--- Exercise details ---
Determine the number of lines that contain the word "Reserves", then state that number and nothing more.

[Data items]
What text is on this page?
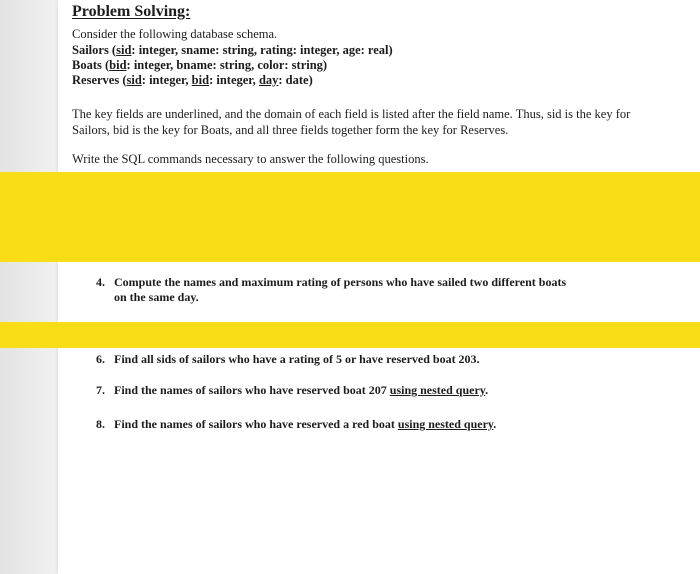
Problem Solving:
Consider the following database schema.
Sailors (sid: integer, sname: string, rating: integer, age: real)
Boats (bid: integer, bname: string, color: string)
Reserves (sid: integer, bid: integer, day: date)
The key fields are underlined, and the domain of each field is listed after the field name. Thus, sid is the key for Sailors, bid is the key for Boats, and all three fields together form the key for Reserves.
Write the SQL commands necessary to answer the following questions.
4. Compute the names and maximum rating of persons who have sailed two different boats
on the same day.
6. Find all sids of sailors who have a rating of 5 or have reserved boat 203.
7. Find the names of sailors who have reserved boat 207 using nested query.
8. Find the names of sailors who have reserved a red boat using nested query.
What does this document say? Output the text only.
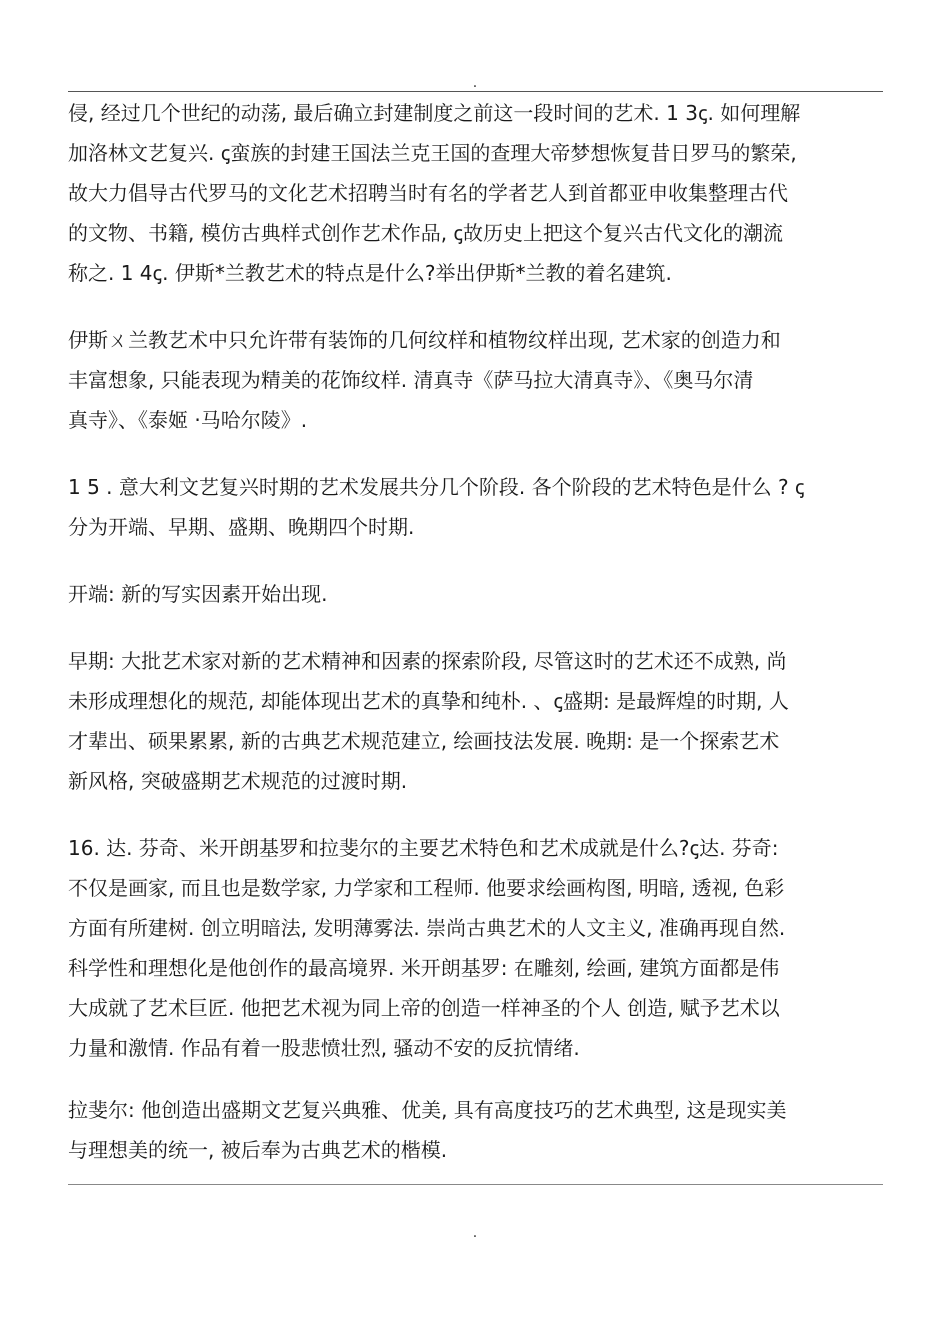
.
侵, 经过几个世纪的动荡, 最后确立封建制度之前这一段时间的艺术. 1 3ꞔ. 如何理解
加洛林文艺复兴. ꞔ蛮族的封建王国法兰克王国的查理大帝梦想恢复昔日罗马的繁荣,
故大力倡导古代罗马的文化艺术招聘当时有名的学者艺人到首都亚申收集整理古代
的文物、书籍, 模仿古典样式创作艺术作品, ꞔ故历史上把这个复兴古代文化的潮流
称之. 1 4ꞔ. 伊斯*兰教艺术的特点是什么?举出伊斯*兰教的着名建筑.
伊斯ㄨ兰教艺术中只允许带有装饰的几何纹样和植物纹样出现, 艺术家的创造力和
丰富想象, 只能表现为精美的花饰纹样. 清真寺《萨马拉大清真寺》、《奥马尔清
真寺》、《泰姬 ·马哈尔陵》.
1 5 . 意大利文艺复兴时期的艺术发展共分几个阶段. 各个阶段的艺术特色是什么 ? ꞔ
分为开端、早期、盛期、晚期四个时期.
开端: 新的写实因素开始出现.
早期: 大批艺术家对新的艺术精神和因素的探索阶段, 尽管这时的艺术还不成熟, 尚
未形成理想化的规范, 却能体现出艺术的真挚和纯朴. 、ꞔ盛期: 是最辉煌的时期, 人
才辈出、硕果累累, 新的古典艺术规范建立, 绘画技法发展. 晚期: 是一个探索艺术
新风格, 突破盛期艺术规范的过渡时期.
16. 达. 芬奇、米开朗基罗和拉斐尔的主要艺术特色和艺术成就是什么?ꞔ达. 芬奇:
不仅是画家, 而且也是数学家, 力学家和工程师. 他要求绘画构图, 明暗, 透视, 色彩
方面有所建树. 创立明暗法, 发明薄雾法. 崇尚古典艺术的人文主义, 准确再现自然.
科学性和理想化是他创作的最高境界. 米开朗基罗: 在雕刻, 绘画, 建筑方面都是伟
大成就了艺术巨匠. 他把艺术视为同上帝的创造一样神圣的个人 创造, 赋予艺术以
力量和激情. 作品有着一股悲愤壮烈, 骚动不安的反抗情绪.
拉斐尔: 他创造出盛期文艺复兴典雅、优美, 具有高度技巧的艺术典型, 这是现实美
与理想美的统一, 被后奉为古典艺术的楷模.
.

--- Result ---
2